What needs to be done »
Present the following data again exactly as it is shown.

-------- Record excerpts

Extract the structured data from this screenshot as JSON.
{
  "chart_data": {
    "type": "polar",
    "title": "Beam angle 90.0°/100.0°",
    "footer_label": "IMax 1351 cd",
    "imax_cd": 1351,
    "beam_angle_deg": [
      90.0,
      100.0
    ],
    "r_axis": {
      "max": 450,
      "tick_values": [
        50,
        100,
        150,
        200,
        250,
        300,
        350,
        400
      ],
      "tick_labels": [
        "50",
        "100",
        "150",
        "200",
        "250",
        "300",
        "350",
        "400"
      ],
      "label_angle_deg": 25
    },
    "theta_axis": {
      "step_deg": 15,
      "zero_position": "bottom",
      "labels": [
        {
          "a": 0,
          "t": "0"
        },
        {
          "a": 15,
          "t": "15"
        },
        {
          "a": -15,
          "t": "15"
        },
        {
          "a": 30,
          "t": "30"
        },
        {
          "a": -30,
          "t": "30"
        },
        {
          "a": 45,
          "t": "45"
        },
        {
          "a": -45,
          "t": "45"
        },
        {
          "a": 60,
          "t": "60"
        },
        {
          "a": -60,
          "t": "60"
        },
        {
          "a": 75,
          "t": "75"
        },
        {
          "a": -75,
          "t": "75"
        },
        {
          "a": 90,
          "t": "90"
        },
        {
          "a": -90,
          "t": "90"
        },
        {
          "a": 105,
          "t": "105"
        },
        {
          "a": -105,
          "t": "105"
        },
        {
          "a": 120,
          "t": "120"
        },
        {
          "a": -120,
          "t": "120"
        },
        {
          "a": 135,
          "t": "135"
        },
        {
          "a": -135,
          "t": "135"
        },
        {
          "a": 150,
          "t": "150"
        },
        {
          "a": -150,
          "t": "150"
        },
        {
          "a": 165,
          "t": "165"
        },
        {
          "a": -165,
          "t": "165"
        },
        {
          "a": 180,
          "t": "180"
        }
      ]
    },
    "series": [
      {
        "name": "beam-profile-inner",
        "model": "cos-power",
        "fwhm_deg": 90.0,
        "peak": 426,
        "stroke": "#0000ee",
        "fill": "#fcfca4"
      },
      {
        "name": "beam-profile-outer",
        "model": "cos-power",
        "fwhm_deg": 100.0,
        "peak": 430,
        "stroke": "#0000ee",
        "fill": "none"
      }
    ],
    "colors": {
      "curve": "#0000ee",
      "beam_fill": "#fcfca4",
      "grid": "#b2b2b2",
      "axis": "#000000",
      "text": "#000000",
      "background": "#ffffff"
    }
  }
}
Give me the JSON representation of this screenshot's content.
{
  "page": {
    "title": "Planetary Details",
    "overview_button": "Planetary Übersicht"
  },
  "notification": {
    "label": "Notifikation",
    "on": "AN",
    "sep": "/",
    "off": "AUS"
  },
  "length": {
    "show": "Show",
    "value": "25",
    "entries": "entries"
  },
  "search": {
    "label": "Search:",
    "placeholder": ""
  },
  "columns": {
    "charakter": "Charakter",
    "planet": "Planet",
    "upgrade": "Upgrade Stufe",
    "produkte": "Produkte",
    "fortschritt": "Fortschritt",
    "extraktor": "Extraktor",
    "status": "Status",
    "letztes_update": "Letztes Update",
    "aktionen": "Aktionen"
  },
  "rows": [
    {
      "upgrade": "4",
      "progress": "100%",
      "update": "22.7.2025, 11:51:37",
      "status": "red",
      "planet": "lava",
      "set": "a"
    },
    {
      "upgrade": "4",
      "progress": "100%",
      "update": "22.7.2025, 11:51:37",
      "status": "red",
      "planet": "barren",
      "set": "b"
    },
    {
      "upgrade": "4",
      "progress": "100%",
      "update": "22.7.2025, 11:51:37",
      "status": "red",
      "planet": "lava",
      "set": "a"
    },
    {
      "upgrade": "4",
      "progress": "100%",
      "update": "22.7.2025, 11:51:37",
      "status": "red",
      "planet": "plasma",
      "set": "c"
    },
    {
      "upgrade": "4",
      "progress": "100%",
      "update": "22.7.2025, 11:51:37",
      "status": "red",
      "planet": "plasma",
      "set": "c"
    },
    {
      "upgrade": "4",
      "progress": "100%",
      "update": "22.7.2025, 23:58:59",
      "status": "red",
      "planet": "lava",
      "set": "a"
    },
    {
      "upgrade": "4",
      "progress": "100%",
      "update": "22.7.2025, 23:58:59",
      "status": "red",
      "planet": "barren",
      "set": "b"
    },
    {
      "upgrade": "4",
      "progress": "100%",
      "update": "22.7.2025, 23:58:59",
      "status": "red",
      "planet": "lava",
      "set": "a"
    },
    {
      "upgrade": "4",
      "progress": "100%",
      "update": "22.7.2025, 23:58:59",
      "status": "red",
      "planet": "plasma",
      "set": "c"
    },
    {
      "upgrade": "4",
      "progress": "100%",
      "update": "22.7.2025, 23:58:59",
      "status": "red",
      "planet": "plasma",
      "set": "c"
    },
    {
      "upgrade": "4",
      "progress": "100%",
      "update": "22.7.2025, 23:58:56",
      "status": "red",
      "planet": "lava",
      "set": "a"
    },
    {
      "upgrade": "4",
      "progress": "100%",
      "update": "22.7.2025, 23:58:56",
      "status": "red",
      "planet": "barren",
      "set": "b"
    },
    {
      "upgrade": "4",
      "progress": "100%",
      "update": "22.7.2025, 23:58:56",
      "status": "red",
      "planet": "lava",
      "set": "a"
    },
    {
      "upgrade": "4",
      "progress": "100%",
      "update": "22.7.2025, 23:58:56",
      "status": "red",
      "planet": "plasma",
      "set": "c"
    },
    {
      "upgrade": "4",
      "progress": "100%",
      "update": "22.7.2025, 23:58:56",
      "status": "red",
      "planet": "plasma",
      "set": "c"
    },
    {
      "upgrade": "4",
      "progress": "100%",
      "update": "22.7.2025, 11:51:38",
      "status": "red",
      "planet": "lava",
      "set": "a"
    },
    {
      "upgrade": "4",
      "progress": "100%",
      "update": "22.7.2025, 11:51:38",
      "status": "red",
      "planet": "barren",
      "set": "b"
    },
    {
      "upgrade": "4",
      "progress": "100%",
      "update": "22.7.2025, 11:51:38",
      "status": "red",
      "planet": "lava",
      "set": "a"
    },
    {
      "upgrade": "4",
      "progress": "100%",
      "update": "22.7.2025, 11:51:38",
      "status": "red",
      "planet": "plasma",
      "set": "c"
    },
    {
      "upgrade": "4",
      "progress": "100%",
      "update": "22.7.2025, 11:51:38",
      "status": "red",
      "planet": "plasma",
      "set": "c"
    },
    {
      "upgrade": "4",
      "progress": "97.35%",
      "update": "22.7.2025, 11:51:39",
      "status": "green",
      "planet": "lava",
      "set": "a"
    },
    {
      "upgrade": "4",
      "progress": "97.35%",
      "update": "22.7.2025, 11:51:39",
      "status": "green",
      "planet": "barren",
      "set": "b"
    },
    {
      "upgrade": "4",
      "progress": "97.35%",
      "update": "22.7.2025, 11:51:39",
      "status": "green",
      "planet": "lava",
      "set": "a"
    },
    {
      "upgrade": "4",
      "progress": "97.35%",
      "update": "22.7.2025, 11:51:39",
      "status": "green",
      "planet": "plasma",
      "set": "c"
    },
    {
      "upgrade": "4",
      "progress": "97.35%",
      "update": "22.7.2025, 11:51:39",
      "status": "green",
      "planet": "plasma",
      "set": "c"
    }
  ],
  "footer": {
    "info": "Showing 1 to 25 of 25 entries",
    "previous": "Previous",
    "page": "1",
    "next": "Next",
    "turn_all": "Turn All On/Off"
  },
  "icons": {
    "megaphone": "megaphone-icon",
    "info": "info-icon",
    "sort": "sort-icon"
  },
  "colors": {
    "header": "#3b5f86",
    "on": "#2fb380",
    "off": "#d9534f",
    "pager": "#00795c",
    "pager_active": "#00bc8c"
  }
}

----------------

Task output »
Extract the structured data from this screenshot as JSON.
{
  "chart_data": {
    "type": "polar",
    "title": "Beam angle 90.0°/100.0°",
    "footer_label": "IMax 1351 cd",
    "imax_cd": 1351,
    "beam_angle_deg": [
      90.0,
      100.0
    ],
    "r_axis": {
      "max": 450,
      "tick_values": [
        50,
        100,
        150,
        200,
        250,
        300,
        350,
        400
      ],
      "tick_labels": [
        "50",
        "100",
        "150",
        "200",
        "250",
        "300",
        "350",
        "400"
      ],
      "label_angle_deg": 25
    },
    "theta_axis": {
      "step_deg": 15,
      "zero_position": "bottom",
      "labels": [
        {
          "a": 0,
          "t": "0"
        },
        {
          "a": 15,
          "t": "15"
        },
        {
          "a": -15,
          "t": "15"
        },
        {
          "a": 30,
          "t": "30"
        },
        {
          "a": -30,
          "t": "30"
        },
        {
          "a": 45,
          "t": "45"
        },
        {
          "a": -45,
          "t": "45"
        },
        {
          "a": 60,
          "t": "60"
        },
        {
          "a": -60,
          "t": "60"
        },
        {
          "a": 75,
          "t": "75"
        },
        {
          "a": -75,
          "t": "75"
        },
        {
          "a": 90,
          "t": "90"
        },
        {
          "a": -90,
          "t": "90"
        },
        {
          "a": 105,
          "t": "105"
        },
        {
          "a": -105,
          "t": "105"
        },
        {
          "a": 120,
          "t": "120"
        },
        {
          "a": -120,
          "t": "120"
        },
        {
          "a": 135,
          "t": "135"
        },
        {
          "a": -135,
          "t": "135"
        },
        {
          "a": 150,
          "t": "150"
        },
        {
          "a": -150,
          "t": "150"
        },
        {
          "a": 165,
          "t": "165"
        },
        {
          "a": -165,
          "t": "165"
        },
        {
          "a": 180,
          "t": "180"
        }
      ]
    },
    "series": [
      {
        "name": "beam-profile-inner",
        "model": "cos-power",
        "fwhm_deg": 90.0,
        "peak": 426,
        "stroke": "#0000ee",
        "fill": "#fcfca4"
      },
      {
        "name": "beam-profile-outer",
        "model": "cos-power",
        "fwhm_deg": 100.0,
        "peak": 430,
        "stroke": "#0000ee",
        "fill": "none"
      }
    ],
    "colors": {
      "curve": "#0000ee",
      "beam_fill": "#fcfca4",
      "grid": "#b2b2b2",
      "axis": "#000000",
      "text": "#000000",
      "background": "#ffffff"
    }
  }
}
Give me the JSON representation of this screenshot's content.
{
  "page": {
    "title": "Planetary Details",
    "overview_button": "Planetary Übersicht"
  },
  "notification": {
    "label": "Notifikation",
    "on": "AN",
    "sep": "/",
    "off": "AUS"
  },
  "length": {
    "show": "Show",
    "value": "25",
    "entries": "entries"
  },
  "search": {
    "label": "Search:",
    "placeholder": ""
  },
  "columns": {
    "charakter": "Charakter",
    "planet": "Planet",
    "upgrade": "Upgrade Stufe",
    "produkte": "Produkte",
    "fortschritt": "Fortschritt",
    "extraktor": "Extraktor",
    "status": "Status",
    "letztes_update": "Letztes Update",
    "aktionen": "Aktionen"
  },
  "rows": [
    {
      "upgrade": "4",
      "progress": "100%",
      "update": "22.7.2025, 11:51:37",
      "status": "red",
      "planet": "lava",
      "set": "a"
    },
    {
      "upgrade": "4",
      "progress": "100%",
      "update": "22.7.2025, 11:51:37",
      "status": "red",
      "planet": "barren",
      "set": "b"
    },
    {
      "upgrade": "4",
      "progress": "100%",
      "update": "22.7.2025, 11:51:37",
      "status": "red",
      "planet": "lava",
      "set": "a"
    },
    {
      "upgrade": "4",
      "progress": "100%",
      "update": "22.7.2025, 11:51:37",
      "status": "red",
      "planet": "plasma",
      "set": "c"
    },
    {
      "upgrade": "4",
      "progress": "100%",
      "update": "22.7.2025, 11:51:37",
      "status": "red",
      "planet": "plasma",
      "set": "c"
    },
    {
      "upgrade": "4",
      "progress": "100%",
      "update": "22.7.2025, 23:58:59",
      "status": "red",
      "planet": "lava",
      "set": "a"
    },
    {
      "upgrade": "4",
      "progress": "100%",
      "update": "22.7.2025, 23:58:59",
      "status": "red",
      "planet": "barren",
      "set": "b"
    },
    {
      "upgrade": "4",
      "progress": "100%",
      "update": "22.7.2025, 23:58:59",
      "status": "red",
      "planet": "lava",
      "set": "a"
    },
    {
      "upgrade": "4",
      "progress": "100%",
      "update": "22.7.2025, 23:58:59",
      "status": "red",
      "planet": "plasma",
      "set": "c"
    },
    {
      "upgrade": "4",
      "progress": "100%",
      "update": "22.7.2025, 23:58:59",
      "status": "red",
      "planet": "plasma",
      "set": "c"
    },
    {
      "upgrade": "4",
      "progress": "100%",
      "update": "22.7.2025, 23:58:56",
      "status": "red",
      "planet": "lava",
      "set": "a"
    },
    {
      "upgrade": "4",
      "progress": "100%",
      "update": "22.7.2025, 23:58:56",
      "status": "red",
      "planet": "barren",
      "set": "b"
    },
    {
      "upgrade": "4",
      "progress": "100%",
      "update": "22.7.2025, 23:58:56",
      "status": "red",
      "planet": "lava",
      "set": "a"
    },
    {
      "upgrade": "4",
      "progress": "100%",
      "update": "22.7.2025, 23:58:56",
      "status": "red",
      "planet": "plasma",
      "set": "c"
    },
    {
      "upgrade": "4",
      "progress": "100%",
      "update": "22.7.2025, 23:58:56",
      "status": "red",
      "planet": "plasma",
      "set": "c"
    },
    {
      "upgrade": "4",
      "progress": "100%",
      "update": "22.7.2025, 11:51:38",
      "status": "red",
      "planet": "lava",
      "set": "a"
    },
    {
      "upgrade": "4",
      "progress": "100%",
      "update": "22.7.2025, 11:51:38",
      "status": "red",
      "planet": "barren",
      "set": "b"
    },
    {
      "upgrade": "4",
      "progress": "100%",
      "update": "22.7.2025, 11:51:38",
      "status": "red",
      "planet": "lava",
      "set": "a"
    },
    {
      "upgrade": "4",
      "progress": "100%",
      "update": "22.7.2025, 11:51:38",
      "status": "red",
      "planet": "plasma",
      "set": "c"
    },
    {
      "upgrade": "4",
      "progress": "100%",
      "update": "22.7.2025, 11:51:38",
      "status": "red",
      "planet": "plasma",
      "set": "c"
    },
    {
      "upgrade": "4",
      "progress": "97.35%",
      "update": "22.7.2025, 11:51:39",
      "status": "green",
      "planet": "lava",
      "set": "a"
    },
    {
      "upgrade": "4",
      "progress": "97.35%",
      "update": "22.7.2025, 11:51:39",
      "status": "green",
      "planet": "barren",
      "set": "b"
    },
    {
      "upgrade": "4",
      "progress": "97.35%",
      "update": "22.7.2025, 11:51:39",
      "status": "green",
      "planet": "lava",
      "set": "a"
    },
    {
      "upgrade": "4",
      "progress": "97.35%",
      "update": "22.7.2025, 11:51:39",
      "status": "green",
      "planet": "plasma",
      "set": "c"
    },
    {
      "upgrade": "4",
      "progress": "97.35%",
      "update": "22.7.2025, 11:51:39",
      "status": "green",
      "planet": "plasma",
      "set": "c"
    }
  ],
  "footer": {
    "info": "Showing 1 to 25 of 25 entries",
    "previous": "Previous",
    "page": "1",
    "next": "Next",
    "turn_all": "Turn All On/Off"
  },
  "icons": {
    "megaphone": "megaphone-icon",
    "info": "info-icon",
    "sort": "sort-icon"
  },
  "colors": {
    "header": "#3b5f86",
    "on": "#2fb380",
    "off": "#d9534f",
    "pager": "#00795c",
    "pager_active": "#00bc8c"
  }
}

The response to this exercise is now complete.